Pick out the lines below that contain the string "являются" and copy them all.
□ □ □ □ □ □ □
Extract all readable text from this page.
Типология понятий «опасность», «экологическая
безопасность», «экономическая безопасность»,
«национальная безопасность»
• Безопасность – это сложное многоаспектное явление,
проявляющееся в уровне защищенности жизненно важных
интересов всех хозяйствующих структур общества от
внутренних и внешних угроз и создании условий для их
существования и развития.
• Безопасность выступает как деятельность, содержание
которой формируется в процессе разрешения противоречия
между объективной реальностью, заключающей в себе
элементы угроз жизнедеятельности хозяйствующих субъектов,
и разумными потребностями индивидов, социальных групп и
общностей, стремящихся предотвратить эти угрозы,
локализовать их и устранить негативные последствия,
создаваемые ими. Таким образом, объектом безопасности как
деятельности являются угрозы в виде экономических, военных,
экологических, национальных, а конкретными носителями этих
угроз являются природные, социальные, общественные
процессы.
□ □ □ □ □ □ □
* Solution for this task
деятельности являются угрозы в виде экономических, военных,
угроз являются природные, социальные, общественные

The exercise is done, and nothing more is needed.